Stated goal:
What follows is a set of records; repeat all of them exactly.

Data shown:
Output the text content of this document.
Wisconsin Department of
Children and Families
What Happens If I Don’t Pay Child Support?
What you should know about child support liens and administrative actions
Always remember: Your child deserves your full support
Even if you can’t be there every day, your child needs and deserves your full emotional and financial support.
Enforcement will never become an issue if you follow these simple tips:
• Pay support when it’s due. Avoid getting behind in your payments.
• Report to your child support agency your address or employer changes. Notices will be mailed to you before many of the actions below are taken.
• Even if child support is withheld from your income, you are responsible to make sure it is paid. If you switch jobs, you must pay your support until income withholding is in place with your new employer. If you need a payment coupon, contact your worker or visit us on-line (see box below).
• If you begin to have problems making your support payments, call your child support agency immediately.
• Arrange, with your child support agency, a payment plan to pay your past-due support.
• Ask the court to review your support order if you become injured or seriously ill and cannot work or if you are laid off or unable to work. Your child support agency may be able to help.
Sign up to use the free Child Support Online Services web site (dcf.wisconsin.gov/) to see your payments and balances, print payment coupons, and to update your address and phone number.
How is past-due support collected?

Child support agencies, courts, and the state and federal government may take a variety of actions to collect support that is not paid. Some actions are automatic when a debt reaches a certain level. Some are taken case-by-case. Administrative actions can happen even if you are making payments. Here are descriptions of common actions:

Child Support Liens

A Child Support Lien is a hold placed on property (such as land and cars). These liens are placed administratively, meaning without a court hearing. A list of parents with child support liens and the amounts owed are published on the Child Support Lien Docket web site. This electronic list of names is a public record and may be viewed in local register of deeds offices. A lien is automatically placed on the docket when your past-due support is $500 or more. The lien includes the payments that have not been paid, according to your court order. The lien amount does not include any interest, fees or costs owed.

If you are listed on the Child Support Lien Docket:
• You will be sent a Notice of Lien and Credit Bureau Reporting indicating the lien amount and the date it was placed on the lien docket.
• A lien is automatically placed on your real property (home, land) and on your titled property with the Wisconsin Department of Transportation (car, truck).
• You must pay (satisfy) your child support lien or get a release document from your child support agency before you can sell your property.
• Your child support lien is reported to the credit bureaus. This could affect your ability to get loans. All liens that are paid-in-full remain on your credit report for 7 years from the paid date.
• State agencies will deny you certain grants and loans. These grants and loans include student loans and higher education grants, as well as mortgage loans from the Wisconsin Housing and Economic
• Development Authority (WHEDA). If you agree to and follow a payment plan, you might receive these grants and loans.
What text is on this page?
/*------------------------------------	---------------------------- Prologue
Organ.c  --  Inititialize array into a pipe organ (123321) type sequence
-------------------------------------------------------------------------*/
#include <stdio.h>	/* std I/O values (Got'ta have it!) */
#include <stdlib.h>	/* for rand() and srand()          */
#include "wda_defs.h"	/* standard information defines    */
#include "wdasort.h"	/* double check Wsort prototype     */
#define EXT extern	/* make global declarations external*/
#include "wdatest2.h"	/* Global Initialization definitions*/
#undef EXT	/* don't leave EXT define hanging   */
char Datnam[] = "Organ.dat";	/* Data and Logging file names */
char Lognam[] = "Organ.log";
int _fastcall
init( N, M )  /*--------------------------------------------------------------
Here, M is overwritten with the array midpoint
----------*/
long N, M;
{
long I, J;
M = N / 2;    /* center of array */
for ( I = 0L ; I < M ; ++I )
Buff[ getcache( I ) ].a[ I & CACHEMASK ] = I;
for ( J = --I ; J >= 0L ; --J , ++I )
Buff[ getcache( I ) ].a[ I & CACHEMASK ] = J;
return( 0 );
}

Finished answer:
Output the text content of this document.
Wisconsin Department of
Children and Families
What Happens If I Don’t Pay Child Support?
What you should know about child support liens and administrative actions
Always remember: Your child deserves your full support
Even if you can’t be there every day, your child needs and deserves your full emotional and financial support.
Enforcement will never become an issue if you follow these simple tips:
• Pay support when it’s due. Avoid getting behind in your payments.
• Report to your child support agency your address or employer changes. Notices will be mailed to you before many of the actions below are taken.
• Even if child support is withheld from your income, you are responsible to make sure it is paid. If you switch jobs, you must pay your support until income withholding is in place with your new employer. If you need a payment coupon, contact your worker or visit us on-line (see box below).
• If you begin to have problems making your support payments, call your child support agency immediately.
• Arrange, with your child support agency, a payment plan to pay your past-due support.
• Ask the court to review your support order if you become injured or seriously ill and cannot work or if you are laid off or unable to work. Your child support agency may be able to help.
Sign up to use the free Child Support Online Services web site (dcf.wisconsin.gov/) to see your payments and balances, print payment coupons, and to update your address and phone number.
How is past-due support collected?

Child support agencies, courts, and the state and federal government may take a variety of actions to collect support that is not paid. Some actions are automatic when a debt reaches a certain level. Some are taken case-by-case. Administrative actions can happen even if you are making payments. Here are descriptions of common actions:

Child Support Liens

A Child Support Lien is a hold placed on property (such as land and cars). These liens are placed administratively, meaning without a court hearing. A list of parents with child support liens and the amounts owed are published on the Child Support Lien Docket web site. This electronic list of names is a public record and may be viewed in local register of deeds offices. A lien is automatically placed on the docket when your past-due support is $500 or more. The lien includes the payments that have not been paid, according to your court order. The lien amount does not include any interest, fees or costs owed.

If you are listed on the Child Support Lien Docket:
• You will be sent a Notice of Lien and Credit Bureau Reporting indicating the lien amount and the date it was placed on the lien docket.
• A lien is automatically placed on your real property (home, land) and on your titled property with the Wisconsin Department of Transportation (car, truck).
• You must pay (satisfy) your child support lien or get a release document from your child support agency before you can sell your property.
• Your child support lien is reported to the credit bureaus. This could affect your ability to get loans. All liens that are paid-in-full remain on your credit report for 7 years from the paid date.
• State agencies will deny you certain grants and loans. These grants and loans include student loans and higher education grants, as well as mortgage loans from the Wisconsin Housing and Economic
• Development Authority (WHEDA). If you agree to and follow a payment plan, you might receive these grants and loans.
What text is on this page?
/*------------------------------------	---------------------------- Prologue
Organ.c  --  Inititialize array into a pipe organ (123321) type sequence
-------------------------------------------------------------------------*/
#include <stdio.h>	/* std I/O values (Got'ta have it!) */
#include <stdlib.h>	/* for rand() and srand()          */
#include "wda_defs.h"	/* standard information defines    */
#include "wdasort.h"	/* double check Wsort prototype     */
#define EXT extern	/* make global declarations external*/
#include "wdatest2.h"	/* Global Initialization definitions*/
#undef EXT	/* don't leave EXT define hanging   */
char Datnam[] = "Organ.dat";	/* Data and Logging file names */
char Lognam[] = "Organ.log";
int _fastcall
init( N, M )  /*--------------------------------------------------------------
Here, M is overwritten with the array midpoint
----------*/
long N, M;
{
long I, J;
M = N / 2;    /* center of array */
for ( I = 0L ; I < M ; ++I )
Buff[ getcache( I ) ].a[ I & CACHEMASK ] = I;
for ( J = --I ; J >= 0L ; --J , ++I )
Buff[ getcache( I ) ].a[ I & CACHEMASK ] = J;
return( 0 );
}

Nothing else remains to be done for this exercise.